[Coordinate annotation rows]

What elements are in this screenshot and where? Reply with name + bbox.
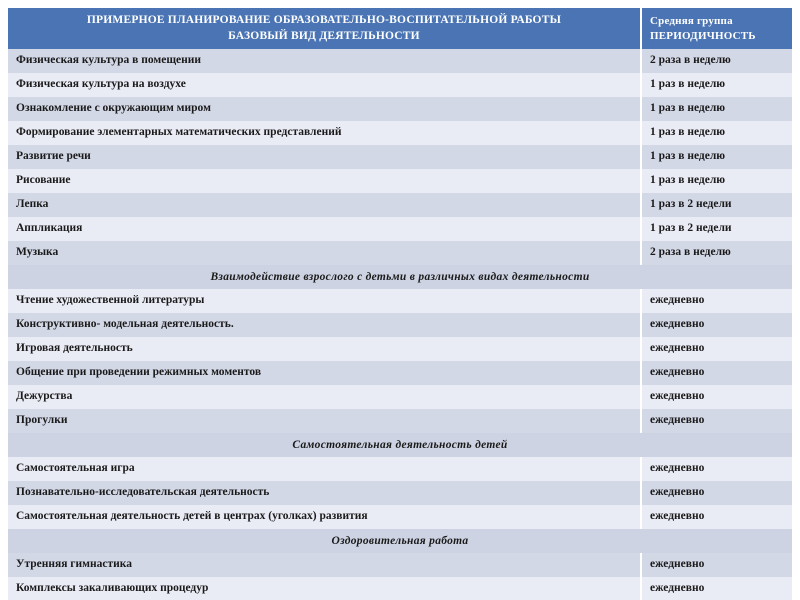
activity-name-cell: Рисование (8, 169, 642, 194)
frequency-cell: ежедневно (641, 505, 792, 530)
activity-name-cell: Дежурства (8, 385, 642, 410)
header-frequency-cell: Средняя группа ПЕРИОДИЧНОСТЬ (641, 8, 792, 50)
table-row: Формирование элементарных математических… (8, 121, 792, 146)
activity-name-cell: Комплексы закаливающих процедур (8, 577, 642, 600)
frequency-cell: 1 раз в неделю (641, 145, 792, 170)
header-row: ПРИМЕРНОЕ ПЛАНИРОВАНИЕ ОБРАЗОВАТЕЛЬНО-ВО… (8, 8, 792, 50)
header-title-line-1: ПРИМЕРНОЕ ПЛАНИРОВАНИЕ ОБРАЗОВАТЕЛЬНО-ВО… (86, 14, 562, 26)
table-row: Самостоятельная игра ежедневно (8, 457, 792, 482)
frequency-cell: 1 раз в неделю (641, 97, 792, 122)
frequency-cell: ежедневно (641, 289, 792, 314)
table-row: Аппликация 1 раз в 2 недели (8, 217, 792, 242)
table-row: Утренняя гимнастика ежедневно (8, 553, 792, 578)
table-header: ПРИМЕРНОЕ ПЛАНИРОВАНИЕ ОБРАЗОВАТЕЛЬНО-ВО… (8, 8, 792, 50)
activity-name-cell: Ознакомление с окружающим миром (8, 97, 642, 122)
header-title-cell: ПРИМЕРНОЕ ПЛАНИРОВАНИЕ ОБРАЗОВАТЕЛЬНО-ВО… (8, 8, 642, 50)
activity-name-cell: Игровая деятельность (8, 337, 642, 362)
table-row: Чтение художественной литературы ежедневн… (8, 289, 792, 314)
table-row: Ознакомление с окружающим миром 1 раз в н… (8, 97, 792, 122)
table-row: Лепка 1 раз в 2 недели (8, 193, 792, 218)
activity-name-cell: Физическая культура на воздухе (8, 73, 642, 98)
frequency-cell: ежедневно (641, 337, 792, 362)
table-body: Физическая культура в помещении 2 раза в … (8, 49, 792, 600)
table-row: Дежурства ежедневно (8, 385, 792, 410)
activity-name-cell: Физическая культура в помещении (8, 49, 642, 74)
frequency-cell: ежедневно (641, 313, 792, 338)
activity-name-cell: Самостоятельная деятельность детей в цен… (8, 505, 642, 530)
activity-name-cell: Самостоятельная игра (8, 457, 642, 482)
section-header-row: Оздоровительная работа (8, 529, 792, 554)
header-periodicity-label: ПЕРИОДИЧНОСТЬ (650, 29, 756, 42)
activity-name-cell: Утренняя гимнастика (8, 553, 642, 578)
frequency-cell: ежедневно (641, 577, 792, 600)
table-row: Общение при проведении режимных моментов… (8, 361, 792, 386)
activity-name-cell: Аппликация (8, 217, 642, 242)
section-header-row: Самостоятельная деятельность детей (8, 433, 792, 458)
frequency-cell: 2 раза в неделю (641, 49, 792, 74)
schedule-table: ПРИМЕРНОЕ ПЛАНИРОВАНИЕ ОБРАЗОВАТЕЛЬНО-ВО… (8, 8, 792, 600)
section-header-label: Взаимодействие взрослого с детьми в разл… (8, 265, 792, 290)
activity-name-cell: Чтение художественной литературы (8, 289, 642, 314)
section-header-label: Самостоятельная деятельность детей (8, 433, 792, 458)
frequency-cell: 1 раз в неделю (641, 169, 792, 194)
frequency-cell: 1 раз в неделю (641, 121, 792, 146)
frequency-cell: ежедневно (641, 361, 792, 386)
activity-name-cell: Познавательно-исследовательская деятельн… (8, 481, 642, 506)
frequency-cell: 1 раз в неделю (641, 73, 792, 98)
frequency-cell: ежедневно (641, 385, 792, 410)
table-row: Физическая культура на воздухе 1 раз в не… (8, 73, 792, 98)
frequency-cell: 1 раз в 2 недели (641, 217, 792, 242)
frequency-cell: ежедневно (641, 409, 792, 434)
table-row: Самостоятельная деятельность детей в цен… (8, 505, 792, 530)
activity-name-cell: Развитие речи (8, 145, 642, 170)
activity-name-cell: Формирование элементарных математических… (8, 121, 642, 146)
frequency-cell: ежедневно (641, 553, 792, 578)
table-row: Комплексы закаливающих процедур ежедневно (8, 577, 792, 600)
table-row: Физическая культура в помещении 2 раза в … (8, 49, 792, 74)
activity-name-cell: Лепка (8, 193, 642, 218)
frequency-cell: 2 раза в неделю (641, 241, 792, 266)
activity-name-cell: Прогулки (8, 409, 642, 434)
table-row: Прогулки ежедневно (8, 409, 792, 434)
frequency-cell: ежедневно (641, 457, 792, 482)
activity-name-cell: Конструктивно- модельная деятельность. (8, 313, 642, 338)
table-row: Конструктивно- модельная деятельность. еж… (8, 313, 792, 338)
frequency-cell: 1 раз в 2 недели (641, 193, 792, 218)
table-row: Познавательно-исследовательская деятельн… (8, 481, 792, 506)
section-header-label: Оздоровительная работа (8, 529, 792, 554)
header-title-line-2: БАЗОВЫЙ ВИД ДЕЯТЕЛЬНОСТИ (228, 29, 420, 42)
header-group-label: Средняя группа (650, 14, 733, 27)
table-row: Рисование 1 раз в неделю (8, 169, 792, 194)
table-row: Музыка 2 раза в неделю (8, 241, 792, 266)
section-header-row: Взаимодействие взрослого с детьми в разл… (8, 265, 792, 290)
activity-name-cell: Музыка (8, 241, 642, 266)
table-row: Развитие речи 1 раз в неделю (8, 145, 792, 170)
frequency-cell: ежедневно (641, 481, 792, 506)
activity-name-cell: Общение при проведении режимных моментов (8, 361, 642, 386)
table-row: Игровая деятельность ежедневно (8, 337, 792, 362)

- **Work to complete**: Reproduce every row above verbatim, omitting the pictures.

- **Exercise solution**:
What elements are in this screenshot and where? Reply with name + bbox.
activity-name-cell: Рисование (8, 169, 642, 194)
frequency-cell: ежедневно (641, 505, 792, 530)
activity-name-cell: Дежурства (8, 385, 642, 410)
header-frequency-cell: Средняя группа ПЕРИОДИЧНОСТЬ (641, 8, 792, 50)
table-row: Формирование элементарных математических… (8, 121, 792, 146)
activity-name-cell: Комплексы закаливающих процедур (8, 577, 642, 600)
frequency-cell: 1 раз в неделю (641, 145, 792, 170)
header-row: ПРИМЕРНОЕ ПЛАНИРОВАНИЕ ОБРАЗОВАТЕЛЬНО-ВО… (8, 8, 792, 50)
header-title-line-1: ПРИМЕРНОЕ ПЛАНИРОВАНИЕ ОБРАЗОВАТЕЛЬНО-ВО… (86, 14, 562, 26)
table-row: Самостоятельная игра ежедневно (8, 457, 792, 482)
frequency-cell: 1 раз в неделю (641, 97, 792, 122)
frequency-cell: ежедневно (641, 289, 792, 314)
table-row: Аппликация 1 раз в 2 недели (8, 217, 792, 242)
table-row: Утренняя гимнастика ежедневно (8, 553, 792, 578)
table-header: ПРИМЕРНОЕ ПЛАНИРОВАНИЕ ОБРАЗОВАТЕЛЬНО-ВО… (8, 8, 792, 50)
activity-name-cell: Ознакомление с окружающим миром (8, 97, 642, 122)
header-title-cell: ПРИМЕРНОЕ ПЛАНИРОВАНИЕ ОБРАЗОВАТЕЛЬНО-ВО… (8, 8, 642, 50)
activity-name-cell: Игровая деятельность (8, 337, 642, 362)
table-row: Чтение художественной литературы ежедневн… (8, 289, 792, 314)
table-row: Ознакомление с окружающим миром 1 раз в н… (8, 97, 792, 122)
table-row: Лепка 1 раз в 2 недели (8, 193, 792, 218)
activity-name-cell: Физическая культура на воздухе (8, 73, 642, 98)
frequency-cell: ежедневно (641, 337, 792, 362)
table-body: Физическая культура в помещении 2 раза в … (8, 49, 792, 600)
table-row: Дежурства ежедневно (8, 385, 792, 410)
activity-name-cell: Физическая культура в помещении (8, 49, 642, 74)
frequency-cell: ежедневно (641, 313, 792, 338)
activity-name-cell: Самостоятельная деятельность детей в цен… (8, 505, 642, 530)
activity-name-cell: Самостоятельная игра (8, 457, 642, 482)
section-header-row: Оздоровительная работа (8, 529, 792, 554)
header-periodicity-label: ПЕРИОДИЧНОСТЬ (650, 29, 756, 42)
activity-name-cell: Утренняя гимнастика (8, 553, 642, 578)
frequency-cell: ежедневно (641, 577, 792, 600)
table-row: Общение при проведении режимных моментов… (8, 361, 792, 386)
activity-name-cell: Аппликация (8, 217, 642, 242)
section-header-row: Самостоятельная деятельность детей (8, 433, 792, 458)
frequency-cell: 2 раза в неделю (641, 49, 792, 74)
schedule-table: ПРИМЕРНОЕ ПЛАНИРОВАНИЕ ОБРАЗОВАТЕЛЬНО-ВО… (8, 8, 792, 600)
section-header-label: Взаимодействие взрослого с детьми в разл… (8, 265, 792, 290)
activity-name-cell: Чтение художественной литературы (8, 289, 642, 314)
section-header-label: Самостоятельная деятельность детей (8, 433, 792, 458)
frequency-cell: 1 раз в неделю (641, 169, 792, 194)
frequency-cell: 1 раз в неделю (641, 121, 792, 146)
frequency-cell: ежедневно (641, 361, 792, 386)
activity-name-cell: Познавательно-исследовательская деятельн… (8, 481, 642, 506)
frequency-cell: 1 раз в неделю (641, 73, 792, 98)
frequency-cell: ежедневно (641, 385, 792, 410)
table-row: Физическая культура на воздухе 1 раз в не… (8, 73, 792, 98)
frequency-cell: 1 раз в 2 недели (641, 217, 792, 242)
frequency-cell: ежедневно (641, 409, 792, 434)
table-row: Самостоятельная деятельность детей в цен… (8, 505, 792, 530)
activity-name-cell: Развитие речи (8, 145, 642, 170)
activity-name-cell: Формирование элементарных математических… (8, 121, 642, 146)
frequency-cell: ежедневно (641, 553, 792, 578)
table-row: Комплексы закаливающих процедур ежедневно (8, 577, 792, 600)
table-row: Физическая культура в помещении 2 раза в … (8, 49, 792, 74)
activity-name-cell: Лепка (8, 193, 642, 218)
frequency-cell: 2 раза в неделю (641, 241, 792, 266)
activity-name-cell: Прогулки (8, 409, 642, 434)
table-row: Прогулки ежедневно (8, 409, 792, 434)
frequency-cell: ежедневно (641, 457, 792, 482)
activity-name-cell: Конструктивно- модельная деятельность. (8, 313, 642, 338)
table-row: Конструктивно- модельная деятельность. еж… (8, 313, 792, 338)
frequency-cell: 1 раз в 2 недели (641, 193, 792, 218)
table-row: Познавательно-исследовательская деятельн… (8, 481, 792, 506)
section-header-label: Оздоровительная работа (8, 529, 792, 554)
header-title-line-2: БАЗОВЫЙ ВИД ДЕЯТЕЛЬНОСТИ (228, 29, 420, 42)
header-group-label: Средняя группа (650, 14, 733, 27)
table-row: Рисование 1 раз в неделю (8, 169, 792, 194)
table-row: Музыка 2 раза в неделю (8, 241, 792, 266)
section-header-row: Взаимодействие взрослого с детьми в разл… (8, 265, 792, 290)
activity-name-cell: Музыка (8, 241, 642, 266)
table-row: Развитие речи 1 раз в неделю (8, 145, 792, 170)
frequency-cell: ежедневно (641, 481, 792, 506)
activity-name-cell: Общение при проведении режимных моментов (8, 361, 642, 386)
table-row: Игровая деятельность ежедневно (8, 337, 792, 362)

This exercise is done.